* **TASK DESCRIPTION**
Work through the data below and give the number of lines holding "Cumulative", nothing more.

Begin DATA SECTION

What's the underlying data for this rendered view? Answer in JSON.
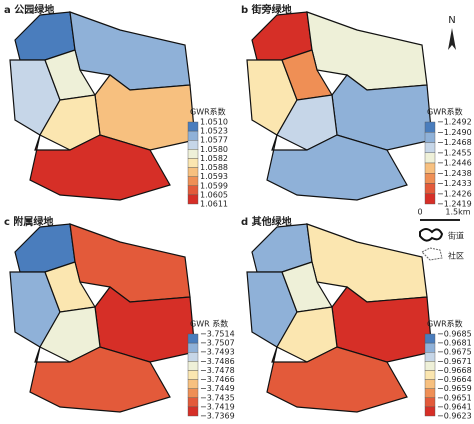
{
  "panels": [
    {
      "title": "a 公园绿地",
      "legend_title": "GWR系数",
      "legend_labels": [
        "1.0510",
        "1.0523",
        "1.0577",
        "1.0580",
        "1.0582",
        "1.0588",
        "1.0593",
        "1.0599",
        "1.0605",
        "1.0611"
      ]
    },
    {
      "title": "b 街旁绿地",
      "legend_title": "GWR系数",
      "legend_labels": [
        "−1.2492",
        "−1.2490",
        "−1.2468",
        "−1.2455",
        "−1.2446",
        "−1.2438",
        "−1.2433",
        "−1.2426",
        "−1.2419"
      ]
    },
    {
      "title": "c 附属绿地",
      "legend_title": "GWR 系数",
      "legend_labels": [
        "−3.7514",
        "−3.7507",
        "−3.7493",
        "−3.7486",
        "−3.7478",
        "−3.7466",
        "−3.7449",
        "−3.7435",
        "−3.7419",
        "−3.7369"
      ]
    },
    {
      "title": "d 其他绿地",
      "legend_title": "GWR系数",
      "legend_labels": [
        "−0.9685",
        "−0.9681",
        "−0.9675",
        "−0.9671",
        "−0.9668",
        "−0.9664",
        "−0.9659",
        "−0.9651",
        "−0.9641",
        "−0.9623"
      ]
    }
  ],
  "north": "N",
  "scale": {
    "start": "0",
    "end": "1.5km"
  },
  "key": {
    "street": "街道",
    "community": "社区"
  }
}
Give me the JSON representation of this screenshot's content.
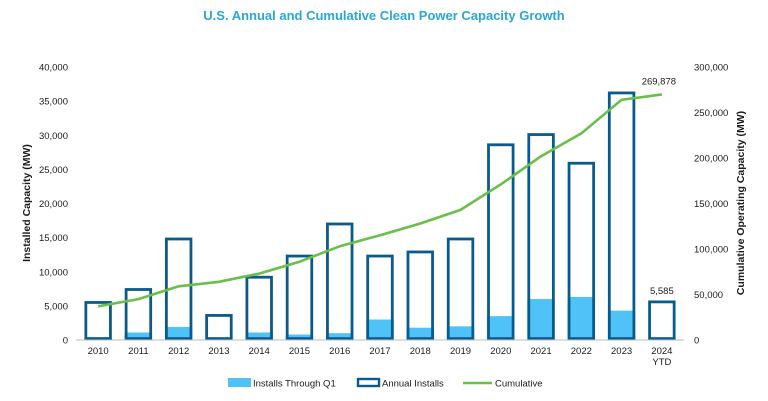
{
  "chart_data": {
    "type": "bar",
    "title": "U.S. Annual and Cumulative Clean Power Capacity Growth",
    "categories": [
      "2010",
      "2011",
      "2012",
      "2013",
      "2014",
      "2015",
      "2016",
      "2017",
      "2018",
      "2019",
      "2020",
      "2021",
      "2022",
      "2023",
      "2024 YTD"
    ],
    "ylabel": "Installed Capacity (MW)",
    "y2label": "Cumulative Operating Capacity (MW)",
    "ylim": [
      0,
      40000
    ],
    "y2lim": [
      0,
      300000
    ],
    "y_ticks": [
      "0",
      "5,000",
      "10,000",
      "15,000",
      "20,000",
      "25,000",
      "30,000",
      "35,000",
      "40,000"
    ],
    "y2_ticks": [
      "0",
      "50,000",
      "100,000",
      "150,000",
      "200,000",
      "250,000",
      "300,000"
    ],
    "grid": false,
    "legend_position": "bottom",
    "series": [
      {
        "name": "Installs Through Q1",
        "type": "bar",
        "color": "#4fc3f7",
        "values": [
          400,
          1100,
          1900,
          100,
          1100,
          800,
          1000,
          3000,
          1800,
          2000,
          3500,
          6000,
          6300,
          4300,
          null
        ]
      },
      {
        "name": "Annual Installs",
        "type": "bar-outline",
        "color": "#0a5a8c",
        "values": [
          5500,
          7400,
          14800,
          3600,
          9200,
          12300,
          17000,
          12300,
          12900,
          14800,
          28600,
          30100,
          25900,
          36200,
          5585
        ]
      },
      {
        "name": "Cumulative",
        "type": "line",
        "axis": "secondary",
        "color": "#6abf4b",
        "values": [
          37000,
          45000,
          59000,
          64000,
          73000,
          86000,
          103000,
          115000,
          128000,
          143000,
          171000,
          202000,
          227000,
          264000,
          269878
        ]
      }
    ],
    "annotations": [
      {
        "series": "Cumulative",
        "category": "2024 YTD",
        "text": "269,878"
      },
      {
        "series": "Annual Installs",
        "category": "2024 YTD",
        "text": "5,585"
      }
    ]
  }
}
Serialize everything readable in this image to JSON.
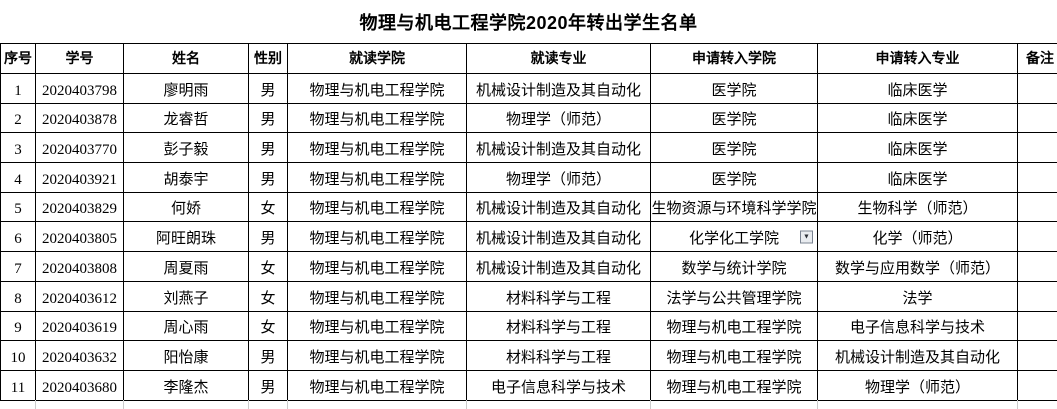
{
  "title": "物理与机电工程学院2020年转出学生名单",
  "table": {
    "headers": [
      "序号",
      "学号",
      "姓名",
      "性别",
      "就读学院",
      "就读专业",
      "申请转入学院",
      "申请转入专业",
      "备注"
    ],
    "rows": [
      {
        "cells": [
          "1",
          "2020403798",
          "廖明雨",
          "男",
          "物理与机电工程学院",
          "机械设计制造及其自动化",
          "医学院",
          "临床医学",
          ""
        ]
      },
      {
        "cells": [
          "2",
          "2020403878",
          "龙睿哲",
          "男",
          "物理与机电工程学院",
          "物理学（师范）",
          "医学院",
          "临床医学",
          ""
        ]
      },
      {
        "cells": [
          "3",
          "2020403770",
          "彭子毅",
          "男",
          "物理与机电工程学院",
          "机械设计制造及其自动化",
          "医学院",
          "临床医学",
          ""
        ]
      },
      {
        "cells": [
          "4",
          "2020403921",
          "胡泰宇",
          "男",
          "物理与机电工程学院",
          "物理学（师范）",
          "医学院",
          "临床医学",
          ""
        ]
      },
      {
        "cells": [
          "5",
          "2020403829",
          "何娇",
          "女",
          "物理与机电工程学院",
          "机械设计制造及其自动化",
          "生物资源与环境科学学院",
          "生物科学（师范）",
          ""
        ]
      },
      {
        "cells": [
          "6",
          "2020403805",
          "阿旺朗珠",
          "男",
          "物理与机电工程学院",
          "机械设计制造及其自动化",
          "化学化工学院",
          "化学（师范）",
          ""
        ],
        "dropdown_cell": 6
      },
      {
        "cells": [
          "7",
          "2020403808",
          "周夏雨",
          "女",
          "物理与机电工程学院",
          "机械设计制造及其自动化",
          "数学与统计学院",
          "数学与应用数学（师范）",
          ""
        ]
      },
      {
        "cells": [
          "8",
          "2020403612",
          "刘燕子",
          "女",
          "物理与机电工程学院",
          "材料科学与工程",
          "法学与公共管理学院",
          "法学",
          ""
        ]
      },
      {
        "cells": [
          "9",
          "2020403619",
          "周心雨",
          "女",
          "物理与机电工程学院",
          "材料科学与工程",
          "物理与机电工程学院",
          "电子信息科学与技术",
          ""
        ]
      },
      {
        "cells": [
          "10",
          "2020403632",
          "阳怡康",
          "男",
          "物理与机电工程学院",
          "材料科学与工程",
          "物理与机电工程学院",
          "机械设计制造及其自动化",
          ""
        ]
      },
      {
        "cells": [
          "11",
          "2020403680",
          "李隆杰",
          "男",
          "物理与机电工程学院",
          "电子信息科学与技术",
          "物理与机电工程学院",
          "物理学（师范）",
          ""
        ]
      }
    ]
  },
  "icons": {
    "dropdown_arrow": "▼"
  },
  "colors": {
    "background": "#ffffff",
    "text": "#000000",
    "grid_border": "#000000",
    "gridline_stub": "#cccccc",
    "dropdown_button_bg": "#e9ecf0",
    "dropdown_button_border": "#7a8391"
  }
}
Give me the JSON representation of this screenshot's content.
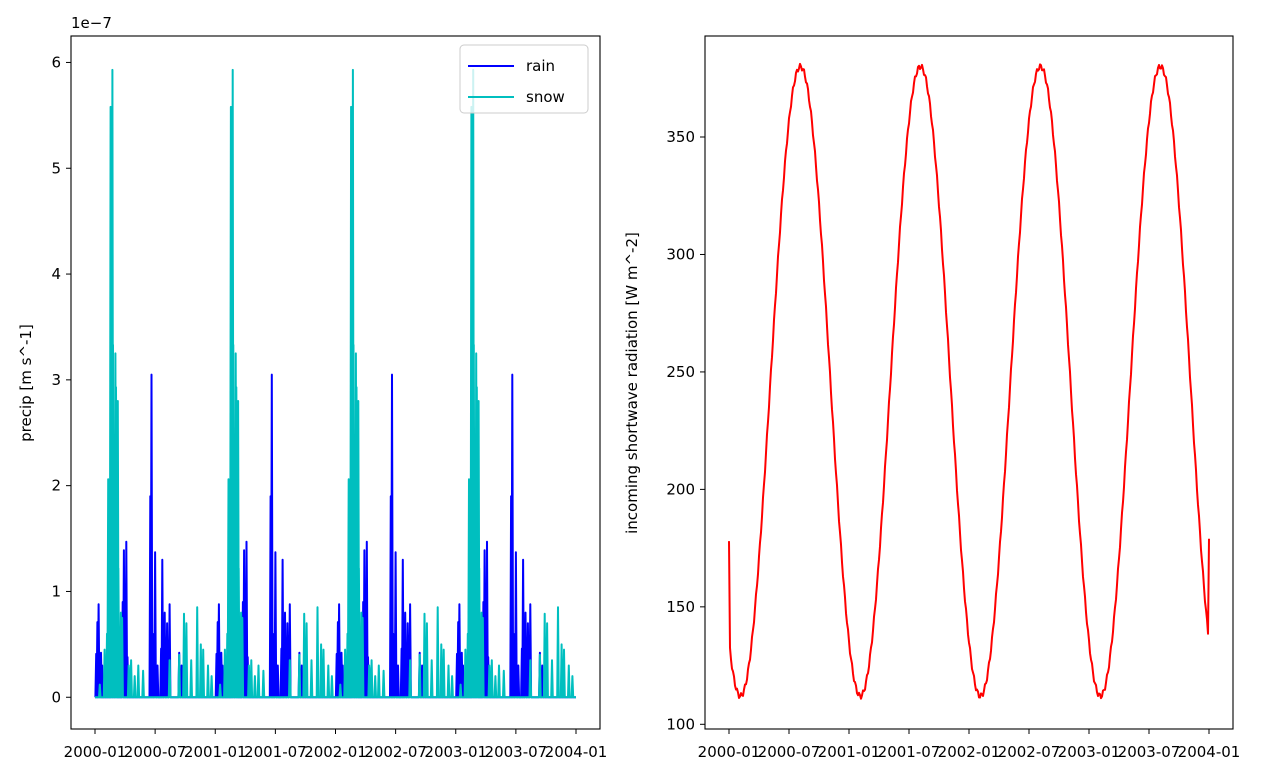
{
  "chart_data": [
    {
      "type": "line",
      "ylabel": "precip [m s^-1]",
      "offset_text": "1e−7",
      "ylim": [
        -0.3,
        6.25
      ],
      "yticks": [
        0,
        1,
        2,
        3,
        4,
        5,
        6
      ],
      "xticks": [
        "2000-01",
        "2000-07",
        "2001-01",
        "2001-07",
        "2002-01",
        "2002-07",
        "2003-01",
        "2003-07",
        "2004-01"
      ],
      "legend": {
        "placement": "upper-right",
        "entries": [
          "rain",
          "snow"
        ]
      },
      "colors": {
        "rain": "#0000ff",
        "snow": "#00bfbf"
      },
      "series": [
        {
          "name": "rain",
          "color": "#0000ff",
          "peaks": [
            [
              0.01,
              0.41
            ],
            [
              0.02,
              0.71
            ],
            [
              0.03,
              0.88
            ],
            [
              0.05,
              0.42
            ],
            [
              0.06,
              0.3
            ],
            [
              0.14,
              0.6
            ],
            [
              0.15,
              1.22
            ],
            [
              0.17,
              1.08
            ],
            [
              0.18,
              0.6
            ],
            [
              0.23,
              0.9
            ],
            [
              0.24,
              1.39
            ],
            [
              0.25,
              0.75
            ],
            [
              0.26,
              1.47
            ],
            [
              0.27,
              0.38
            ],
            [
              0.28,
              0.28
            ],
            [
              0.46,
              1.9
            ],
            [
              0.47,
              3.05
            ],
            [
              0.48,
              0.6
            ],
            [
              0.5,
              1.37
            ],
            [
              0.52,
              0.3
            ],
            [
              0.55,
              0.46
            ],
            [
              0.56,
              1.3
            ],
            [
              0.58,
              0.8
            ],
            [
              0.6,
              0.7
            ],
            [
              0.62,
              0.88
            ],
            [
              0.7,
              0.42
            ],
            [
              0.72,
              0.3
            ]
          ]
        },
        {
          "name": "snow",
          "color": "#00bfbf",
          "peaks": [
            [
              0.04,
              0.12
            ],
            [
              0.08,
              0.45
            ],
            [
              0.1,
              0.6
            ],
            [
              0.11,
              2.06
            ],
            [
              0.12,
              1.15
            ],
            [
              0.125,
              1.45
            ],
            [
              0.13,
              5.58
            ],
            [
              0.135,
              1.7
            ],
            [
              0.14,
              3.92
            ],
            [
              0.145,
              5.93
            ],
            [
              0.15,
              3.33
            ],
            [
              0.155,
              0.55
            ],
            [
              0.16,
              2.34
            ],
            [
              0.165,
              1.4
            ],
            [
              0.17,
              3.25
            ],
            [
              0.175,
              2.93
            ],
            [
              0.18,
              2.37
            ],
            [
              0.19,
              2.8
            ],
            [
              0.195,
              1.22
            ],
            [
              0.205,
              0.6
            ],
            [
              0.215,
              0.8
            ],
            [
              0.225,
              0.75
            ],
            [
              0.28,
              0.3
            ],
            [
              0.3,
              0.35
            ],
            [
              0.33,
              0.2
            ],
            [
              0.36,
              0.3
            ],
            [
              0.4,
              0.25
            ],
            [
              0.62,
              0.35
            ],
            [
              0.7,
              0.4
            ],
            [
              0.74,
              0.79
            ],
            [
              0.76,
              0.7
            ],
            [
              0.8,
              0.35
            ],
            [
              0.85,
              0.85
            ],
            [
              0.88,
              0.5
            ],
            [
              0.9,
              0.45
            ],
            [
              0.94,
              0.3
            ],
            [
              0.97,
              0.2
            ]
          ]
        }
      ]
    },
    {
      "type": "line",
      "ylabel": "incoming shortwave radiation [W m^-2]",
      "ylim": [
        98,
        393
      ],
      "yticks": [
        100,
        150,
        200,
        250,
        300,
        350
      ],
      "xticks": [
        "2000-01",
        "2000-07",
        "2001-01",
        "2001-07",
        "2002-01",
        "2002-07",
        "2003-01",
        "2003-07",
        "2004-01"
      ],
      "series": [
        {
          "name": "",
          "color": "#ff0000",
          "annual_cycle": {
            "start": 178,
            "min": 112,
            "min_phase": 0.095,
            "max": 380,
            "max_phase": 0.6,
            "end": 179
          }
        }
      ]
    }
  ]
}
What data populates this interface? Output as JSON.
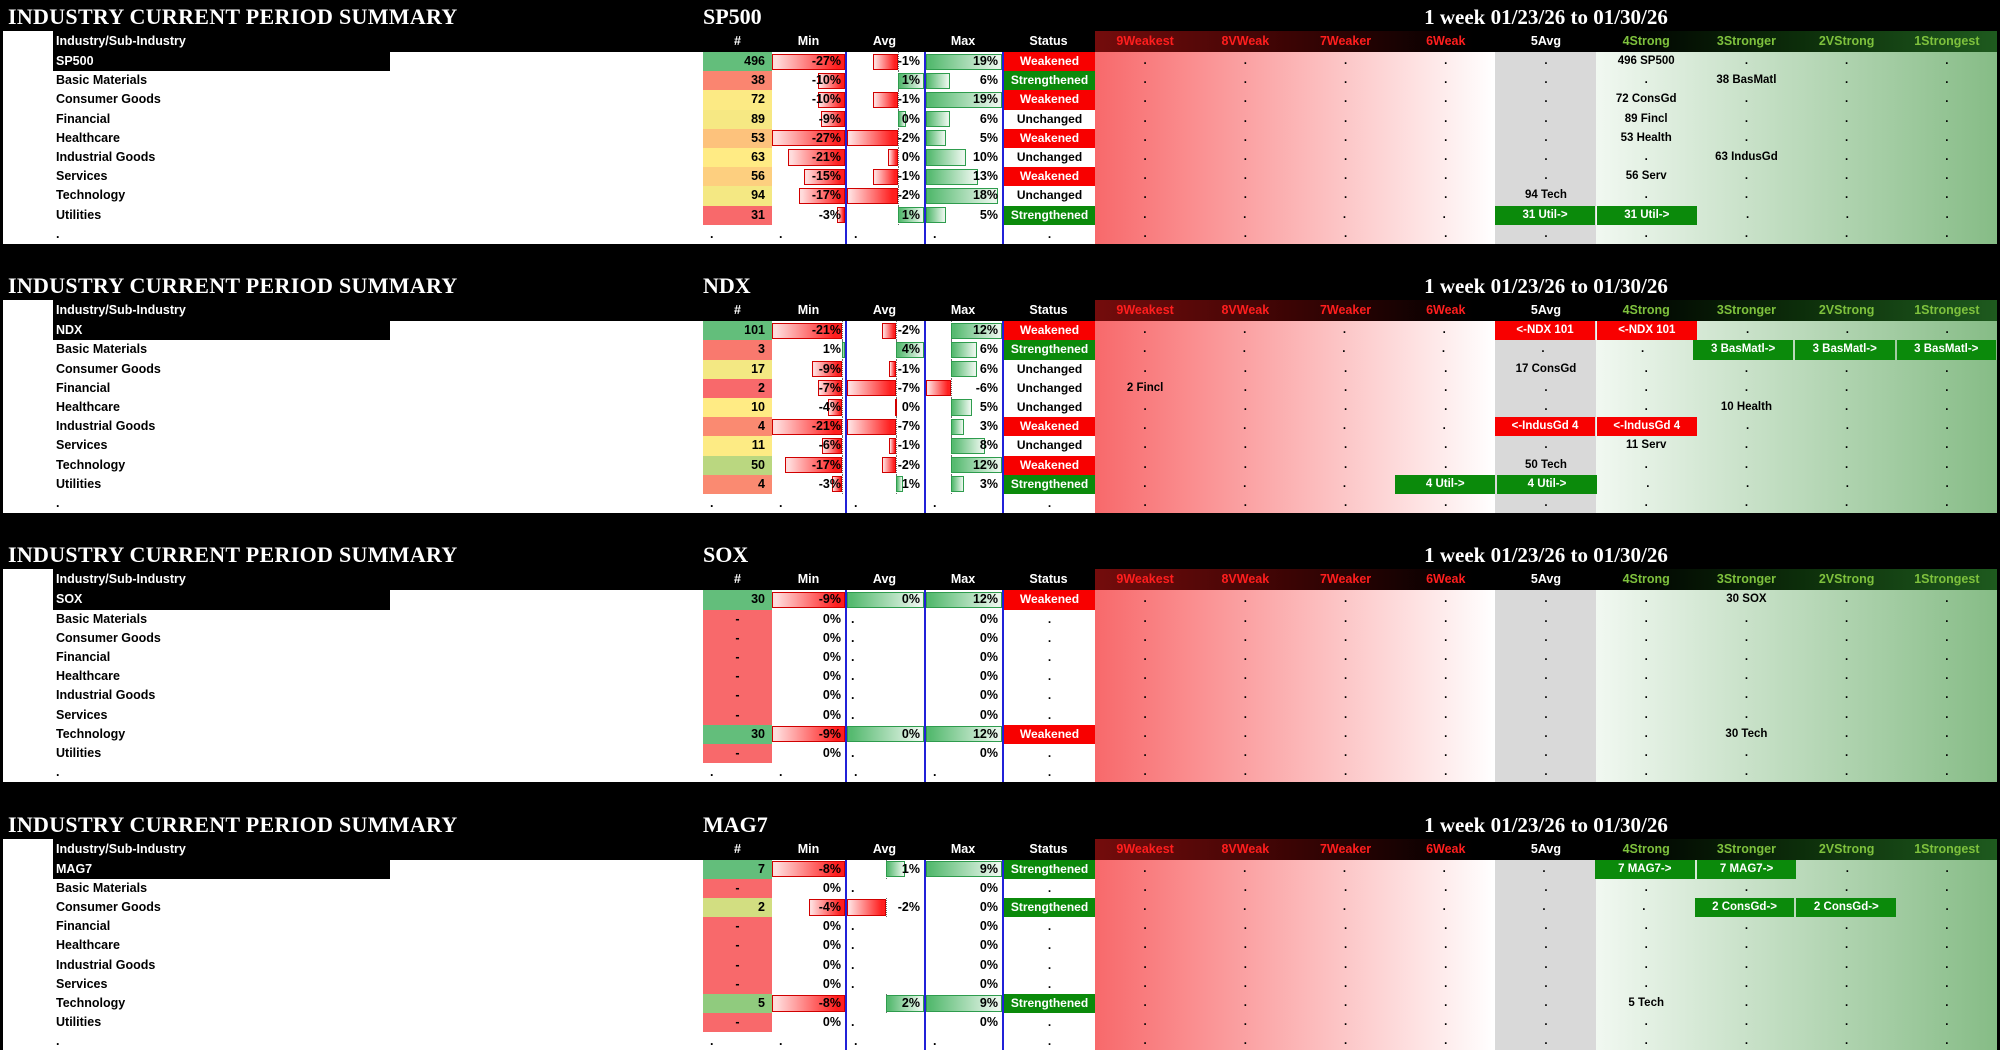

End DATA SECTION

* **EXERCISE SOLUTION**
4